↓↓↓

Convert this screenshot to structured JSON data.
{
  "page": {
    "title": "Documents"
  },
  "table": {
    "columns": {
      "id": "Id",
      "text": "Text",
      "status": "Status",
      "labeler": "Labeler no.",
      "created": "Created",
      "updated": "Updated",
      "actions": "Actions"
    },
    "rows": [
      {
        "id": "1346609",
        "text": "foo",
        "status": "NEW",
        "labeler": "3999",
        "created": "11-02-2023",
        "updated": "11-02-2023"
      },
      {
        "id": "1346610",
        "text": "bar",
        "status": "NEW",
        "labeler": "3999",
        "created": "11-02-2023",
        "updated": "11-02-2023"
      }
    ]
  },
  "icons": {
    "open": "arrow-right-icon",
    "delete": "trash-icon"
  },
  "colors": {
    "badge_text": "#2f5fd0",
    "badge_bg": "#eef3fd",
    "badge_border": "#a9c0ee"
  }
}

↑↑↑
↓↓↓

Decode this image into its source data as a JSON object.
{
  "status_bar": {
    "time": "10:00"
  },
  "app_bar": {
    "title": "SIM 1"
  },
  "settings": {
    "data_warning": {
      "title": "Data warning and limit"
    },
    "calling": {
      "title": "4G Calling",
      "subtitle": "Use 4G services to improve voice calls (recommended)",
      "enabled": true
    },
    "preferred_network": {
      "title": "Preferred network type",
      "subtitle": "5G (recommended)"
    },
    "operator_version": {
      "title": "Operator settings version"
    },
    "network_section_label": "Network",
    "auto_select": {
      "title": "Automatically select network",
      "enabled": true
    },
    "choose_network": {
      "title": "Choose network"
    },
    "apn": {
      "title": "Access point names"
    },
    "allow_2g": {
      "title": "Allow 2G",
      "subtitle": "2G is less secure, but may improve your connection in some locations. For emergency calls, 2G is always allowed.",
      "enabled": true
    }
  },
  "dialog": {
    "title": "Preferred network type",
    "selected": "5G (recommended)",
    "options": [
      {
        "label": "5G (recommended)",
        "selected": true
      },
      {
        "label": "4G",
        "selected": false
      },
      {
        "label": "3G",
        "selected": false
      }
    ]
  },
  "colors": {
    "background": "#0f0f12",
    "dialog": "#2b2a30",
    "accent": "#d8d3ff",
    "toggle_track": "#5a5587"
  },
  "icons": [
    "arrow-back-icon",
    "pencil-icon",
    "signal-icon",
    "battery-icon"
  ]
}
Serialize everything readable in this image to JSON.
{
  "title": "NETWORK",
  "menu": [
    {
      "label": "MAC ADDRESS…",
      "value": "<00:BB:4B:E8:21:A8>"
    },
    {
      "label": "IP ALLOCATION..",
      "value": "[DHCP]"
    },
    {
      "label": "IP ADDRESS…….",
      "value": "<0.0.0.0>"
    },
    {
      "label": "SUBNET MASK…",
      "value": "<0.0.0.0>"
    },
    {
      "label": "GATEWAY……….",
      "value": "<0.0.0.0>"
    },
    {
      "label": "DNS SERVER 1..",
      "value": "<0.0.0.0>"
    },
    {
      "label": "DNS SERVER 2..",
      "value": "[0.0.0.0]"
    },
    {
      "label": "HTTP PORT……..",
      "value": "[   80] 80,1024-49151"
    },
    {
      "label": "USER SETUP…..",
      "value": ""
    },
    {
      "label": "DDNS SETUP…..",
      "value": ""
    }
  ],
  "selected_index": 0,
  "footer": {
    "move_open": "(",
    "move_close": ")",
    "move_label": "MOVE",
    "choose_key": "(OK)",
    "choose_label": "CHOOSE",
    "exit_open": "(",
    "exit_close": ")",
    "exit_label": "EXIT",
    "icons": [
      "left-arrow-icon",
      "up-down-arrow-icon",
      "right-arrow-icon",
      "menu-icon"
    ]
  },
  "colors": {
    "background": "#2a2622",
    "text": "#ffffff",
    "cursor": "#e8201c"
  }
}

↑↑↑
↓↓↓

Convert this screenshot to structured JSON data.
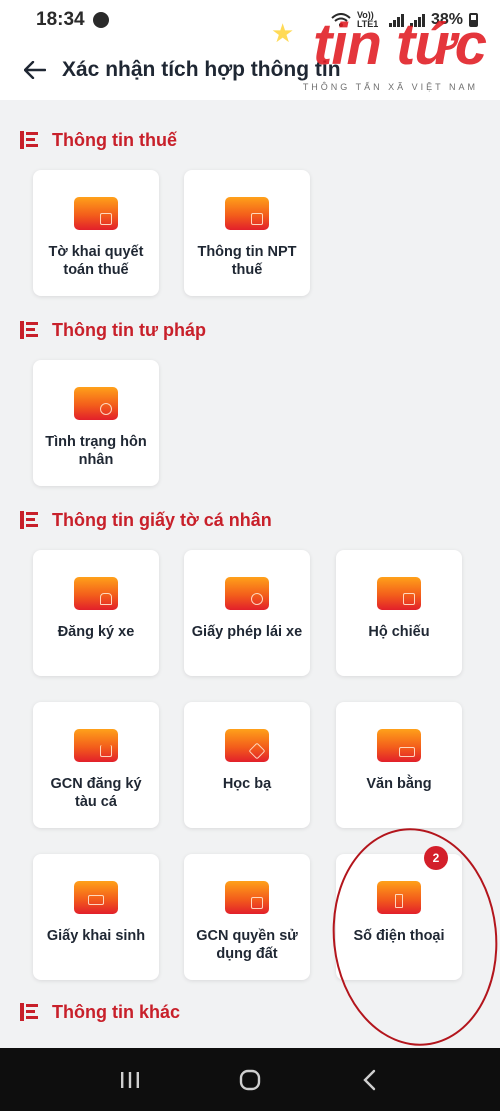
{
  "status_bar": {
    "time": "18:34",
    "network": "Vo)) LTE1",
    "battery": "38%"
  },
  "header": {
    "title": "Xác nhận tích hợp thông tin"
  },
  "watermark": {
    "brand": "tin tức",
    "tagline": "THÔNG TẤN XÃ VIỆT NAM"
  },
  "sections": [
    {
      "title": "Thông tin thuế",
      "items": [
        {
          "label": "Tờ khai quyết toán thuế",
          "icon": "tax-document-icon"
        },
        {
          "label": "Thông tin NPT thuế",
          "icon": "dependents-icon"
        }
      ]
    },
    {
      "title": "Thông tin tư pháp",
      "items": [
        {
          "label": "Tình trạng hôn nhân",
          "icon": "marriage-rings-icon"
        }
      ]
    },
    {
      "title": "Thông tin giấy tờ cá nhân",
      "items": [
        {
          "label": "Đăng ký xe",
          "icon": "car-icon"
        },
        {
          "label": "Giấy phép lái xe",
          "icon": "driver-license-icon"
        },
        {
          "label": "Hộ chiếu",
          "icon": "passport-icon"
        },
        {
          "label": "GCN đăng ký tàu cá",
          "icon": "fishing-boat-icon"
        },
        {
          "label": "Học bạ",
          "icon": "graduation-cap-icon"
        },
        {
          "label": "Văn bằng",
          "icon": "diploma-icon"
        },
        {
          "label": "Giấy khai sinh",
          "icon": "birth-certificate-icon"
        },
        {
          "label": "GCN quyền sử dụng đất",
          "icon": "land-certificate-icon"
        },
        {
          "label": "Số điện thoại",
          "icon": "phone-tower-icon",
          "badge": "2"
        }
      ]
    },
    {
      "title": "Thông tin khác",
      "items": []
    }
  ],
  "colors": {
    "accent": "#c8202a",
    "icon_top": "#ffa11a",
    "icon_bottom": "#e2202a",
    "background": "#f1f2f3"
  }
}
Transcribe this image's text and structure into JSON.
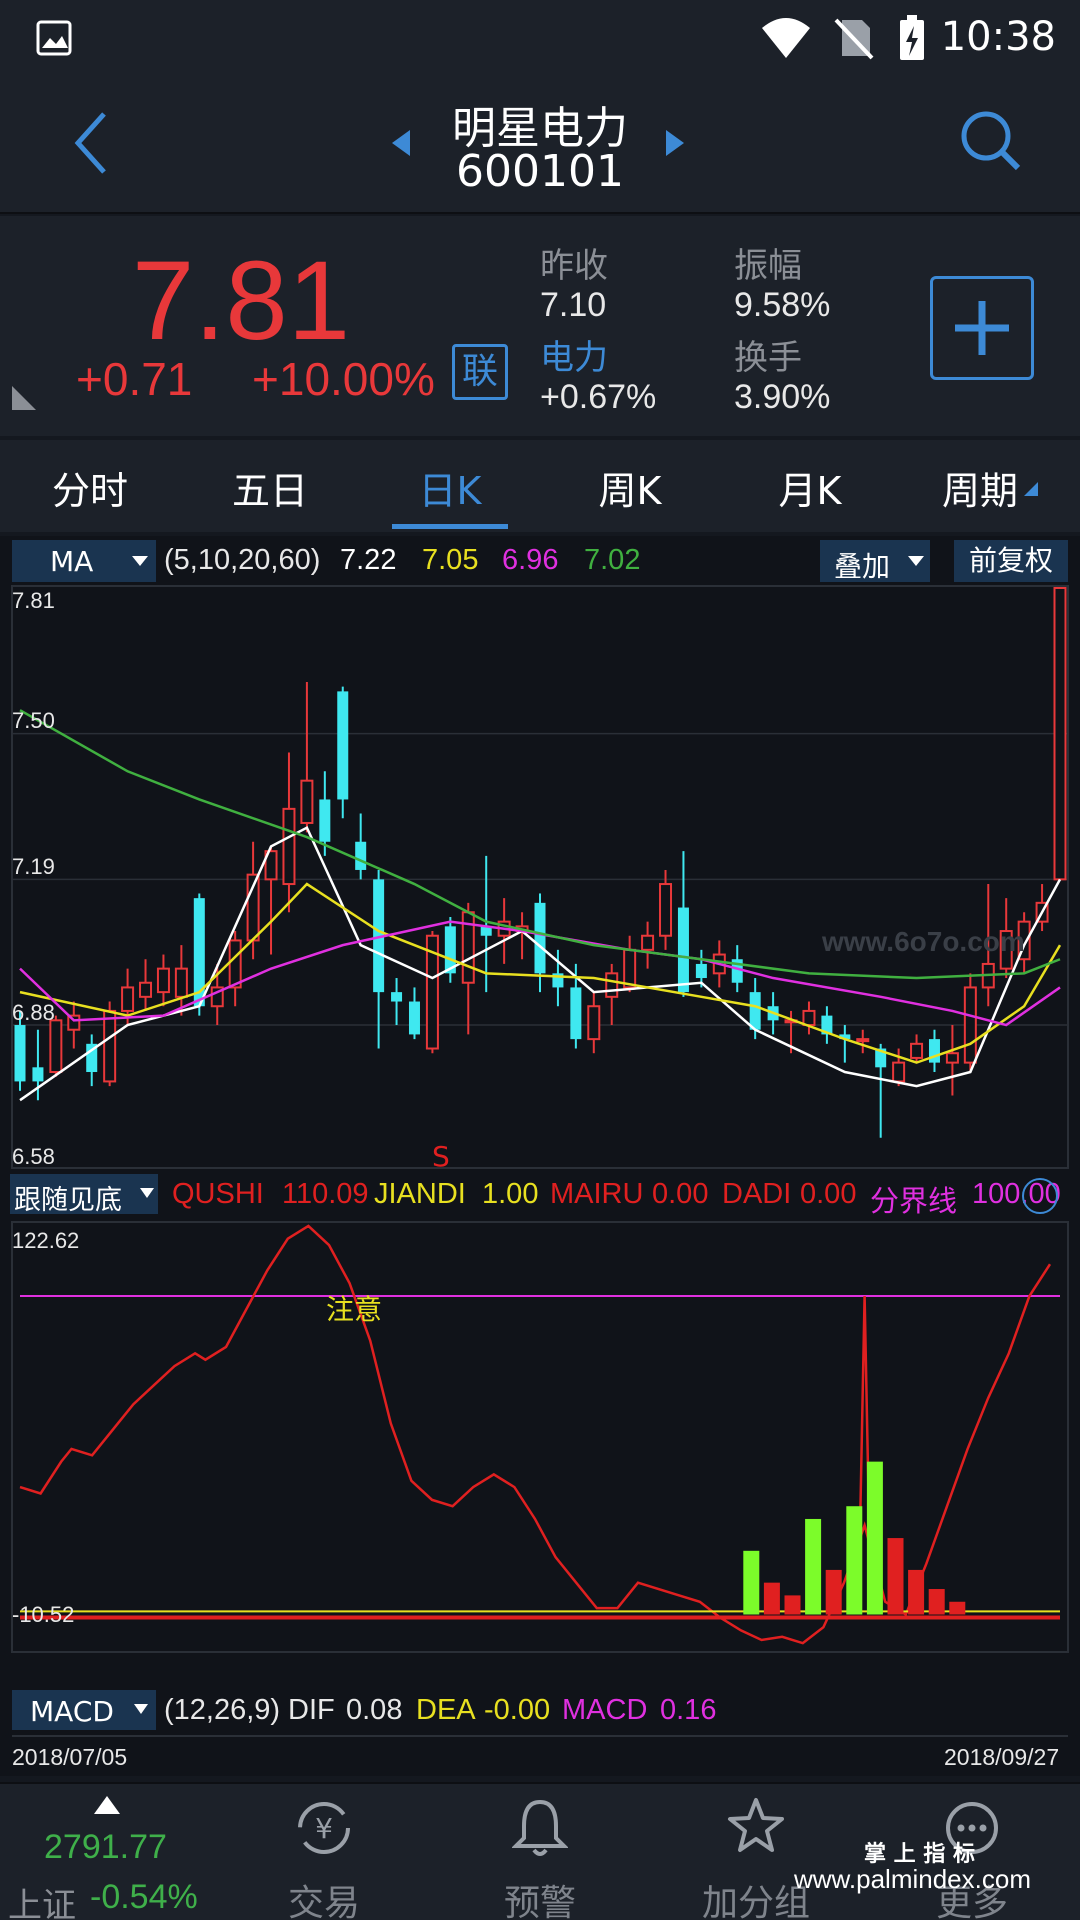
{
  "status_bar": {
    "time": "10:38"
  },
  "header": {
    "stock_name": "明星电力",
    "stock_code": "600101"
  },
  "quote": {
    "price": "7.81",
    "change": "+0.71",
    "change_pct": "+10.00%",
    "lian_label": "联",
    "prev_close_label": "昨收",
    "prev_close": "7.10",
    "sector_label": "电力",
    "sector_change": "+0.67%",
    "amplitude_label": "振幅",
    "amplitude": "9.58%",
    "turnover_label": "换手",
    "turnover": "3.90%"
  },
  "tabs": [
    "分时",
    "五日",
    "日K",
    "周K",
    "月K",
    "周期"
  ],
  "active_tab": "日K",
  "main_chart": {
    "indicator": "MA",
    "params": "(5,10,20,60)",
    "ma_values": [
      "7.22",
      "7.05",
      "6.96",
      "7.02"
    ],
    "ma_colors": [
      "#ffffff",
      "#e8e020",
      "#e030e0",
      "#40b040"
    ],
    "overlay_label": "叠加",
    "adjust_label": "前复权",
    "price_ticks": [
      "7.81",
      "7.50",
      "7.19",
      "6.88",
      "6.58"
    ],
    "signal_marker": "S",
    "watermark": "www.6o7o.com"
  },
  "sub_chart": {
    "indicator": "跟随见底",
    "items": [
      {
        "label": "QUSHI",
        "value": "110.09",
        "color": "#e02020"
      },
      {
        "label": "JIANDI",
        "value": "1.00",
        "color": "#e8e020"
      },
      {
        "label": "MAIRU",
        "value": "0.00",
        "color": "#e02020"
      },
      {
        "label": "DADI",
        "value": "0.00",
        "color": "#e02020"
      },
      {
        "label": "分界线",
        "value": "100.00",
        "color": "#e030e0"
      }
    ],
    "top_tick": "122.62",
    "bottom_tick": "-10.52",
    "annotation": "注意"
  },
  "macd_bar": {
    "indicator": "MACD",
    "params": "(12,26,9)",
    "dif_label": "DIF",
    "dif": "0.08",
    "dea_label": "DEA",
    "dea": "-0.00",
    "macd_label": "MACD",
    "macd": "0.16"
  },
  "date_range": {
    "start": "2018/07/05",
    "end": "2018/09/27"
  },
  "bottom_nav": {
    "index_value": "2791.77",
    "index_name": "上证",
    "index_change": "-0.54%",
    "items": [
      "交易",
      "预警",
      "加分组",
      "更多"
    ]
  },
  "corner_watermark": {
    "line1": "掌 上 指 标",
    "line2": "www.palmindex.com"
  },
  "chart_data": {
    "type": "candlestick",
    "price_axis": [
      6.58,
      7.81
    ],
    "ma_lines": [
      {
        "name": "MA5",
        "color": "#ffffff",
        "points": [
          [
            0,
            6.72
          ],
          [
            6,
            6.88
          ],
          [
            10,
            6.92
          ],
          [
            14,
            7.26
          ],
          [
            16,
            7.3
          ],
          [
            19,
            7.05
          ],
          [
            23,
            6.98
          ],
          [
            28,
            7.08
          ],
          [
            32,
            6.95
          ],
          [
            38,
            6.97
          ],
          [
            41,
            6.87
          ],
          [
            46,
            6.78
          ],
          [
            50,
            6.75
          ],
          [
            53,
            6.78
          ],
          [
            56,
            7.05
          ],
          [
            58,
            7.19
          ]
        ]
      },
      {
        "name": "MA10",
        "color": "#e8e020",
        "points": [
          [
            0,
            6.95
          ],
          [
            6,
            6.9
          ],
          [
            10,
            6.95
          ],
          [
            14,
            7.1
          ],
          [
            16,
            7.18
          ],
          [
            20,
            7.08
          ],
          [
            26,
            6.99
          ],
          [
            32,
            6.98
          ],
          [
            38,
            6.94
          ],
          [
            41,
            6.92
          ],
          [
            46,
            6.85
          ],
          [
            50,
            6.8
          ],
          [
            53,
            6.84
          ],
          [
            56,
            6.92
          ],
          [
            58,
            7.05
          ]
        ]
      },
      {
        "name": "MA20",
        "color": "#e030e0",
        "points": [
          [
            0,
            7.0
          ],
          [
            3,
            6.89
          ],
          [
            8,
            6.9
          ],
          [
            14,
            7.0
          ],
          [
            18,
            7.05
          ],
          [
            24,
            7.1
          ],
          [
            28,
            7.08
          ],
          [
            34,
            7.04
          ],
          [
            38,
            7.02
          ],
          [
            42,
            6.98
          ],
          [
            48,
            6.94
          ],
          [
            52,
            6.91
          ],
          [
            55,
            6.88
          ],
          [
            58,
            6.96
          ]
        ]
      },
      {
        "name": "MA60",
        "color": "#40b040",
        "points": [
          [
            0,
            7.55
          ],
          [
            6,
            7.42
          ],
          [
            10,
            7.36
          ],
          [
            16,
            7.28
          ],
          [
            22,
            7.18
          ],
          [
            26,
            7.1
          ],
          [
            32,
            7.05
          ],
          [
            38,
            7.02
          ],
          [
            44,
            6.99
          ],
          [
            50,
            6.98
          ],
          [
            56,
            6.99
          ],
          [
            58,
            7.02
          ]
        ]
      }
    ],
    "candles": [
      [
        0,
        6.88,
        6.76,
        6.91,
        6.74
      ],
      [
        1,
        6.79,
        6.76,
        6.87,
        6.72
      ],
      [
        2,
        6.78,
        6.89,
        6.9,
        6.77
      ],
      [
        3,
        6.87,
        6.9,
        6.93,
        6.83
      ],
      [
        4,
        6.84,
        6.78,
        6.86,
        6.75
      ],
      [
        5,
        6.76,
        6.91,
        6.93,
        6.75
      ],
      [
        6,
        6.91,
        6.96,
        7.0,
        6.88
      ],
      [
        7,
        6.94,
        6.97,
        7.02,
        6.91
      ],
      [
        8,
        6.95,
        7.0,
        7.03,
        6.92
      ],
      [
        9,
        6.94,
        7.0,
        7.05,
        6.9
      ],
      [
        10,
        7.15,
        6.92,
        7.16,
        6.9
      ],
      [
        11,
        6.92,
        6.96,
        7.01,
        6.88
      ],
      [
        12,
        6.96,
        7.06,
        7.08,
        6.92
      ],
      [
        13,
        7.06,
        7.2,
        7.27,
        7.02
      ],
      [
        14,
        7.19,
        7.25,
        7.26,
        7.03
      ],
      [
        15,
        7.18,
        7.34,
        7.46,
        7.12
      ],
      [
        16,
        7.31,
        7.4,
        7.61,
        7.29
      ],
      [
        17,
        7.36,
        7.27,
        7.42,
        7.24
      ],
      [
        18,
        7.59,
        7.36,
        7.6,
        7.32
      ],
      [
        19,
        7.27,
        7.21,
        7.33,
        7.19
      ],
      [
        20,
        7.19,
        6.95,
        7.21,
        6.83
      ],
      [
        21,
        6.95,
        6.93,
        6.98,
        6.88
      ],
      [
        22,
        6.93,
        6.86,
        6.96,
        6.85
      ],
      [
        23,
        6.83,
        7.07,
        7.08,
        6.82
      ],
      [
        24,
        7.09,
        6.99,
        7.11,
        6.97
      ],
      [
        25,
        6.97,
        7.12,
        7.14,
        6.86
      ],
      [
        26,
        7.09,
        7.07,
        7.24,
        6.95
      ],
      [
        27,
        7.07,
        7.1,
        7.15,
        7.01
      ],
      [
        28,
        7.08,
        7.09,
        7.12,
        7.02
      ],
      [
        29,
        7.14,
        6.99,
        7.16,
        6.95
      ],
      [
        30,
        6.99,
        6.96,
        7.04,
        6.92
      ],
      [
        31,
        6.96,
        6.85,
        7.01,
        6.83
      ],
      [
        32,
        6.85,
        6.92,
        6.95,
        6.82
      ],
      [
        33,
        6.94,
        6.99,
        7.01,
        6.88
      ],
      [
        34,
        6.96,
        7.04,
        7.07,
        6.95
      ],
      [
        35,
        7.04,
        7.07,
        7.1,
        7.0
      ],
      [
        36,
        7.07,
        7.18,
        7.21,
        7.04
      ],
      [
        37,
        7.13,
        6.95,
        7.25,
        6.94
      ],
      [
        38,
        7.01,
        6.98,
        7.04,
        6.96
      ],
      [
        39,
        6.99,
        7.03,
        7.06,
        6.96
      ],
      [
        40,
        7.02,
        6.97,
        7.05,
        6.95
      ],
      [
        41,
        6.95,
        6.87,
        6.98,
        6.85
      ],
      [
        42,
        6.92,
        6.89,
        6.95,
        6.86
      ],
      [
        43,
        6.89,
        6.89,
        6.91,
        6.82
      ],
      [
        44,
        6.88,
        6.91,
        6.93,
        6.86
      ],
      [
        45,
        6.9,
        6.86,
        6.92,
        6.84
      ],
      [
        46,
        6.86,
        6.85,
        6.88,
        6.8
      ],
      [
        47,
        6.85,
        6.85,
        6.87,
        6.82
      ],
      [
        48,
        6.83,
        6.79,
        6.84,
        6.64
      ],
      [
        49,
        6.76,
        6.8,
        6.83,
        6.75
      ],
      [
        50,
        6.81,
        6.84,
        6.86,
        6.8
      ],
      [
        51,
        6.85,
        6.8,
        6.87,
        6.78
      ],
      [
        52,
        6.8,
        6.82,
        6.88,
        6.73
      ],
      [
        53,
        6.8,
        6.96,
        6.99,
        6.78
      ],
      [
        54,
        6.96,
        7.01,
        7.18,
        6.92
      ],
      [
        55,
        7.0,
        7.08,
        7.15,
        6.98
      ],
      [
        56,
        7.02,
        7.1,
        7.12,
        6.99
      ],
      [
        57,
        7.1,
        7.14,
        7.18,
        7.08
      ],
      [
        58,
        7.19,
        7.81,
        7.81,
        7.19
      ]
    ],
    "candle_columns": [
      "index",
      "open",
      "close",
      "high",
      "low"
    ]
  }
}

↑↑↑

Give the number of lines in the listing above that hold the string "image", with nothing else.

* _EXERCISE RESULT_
3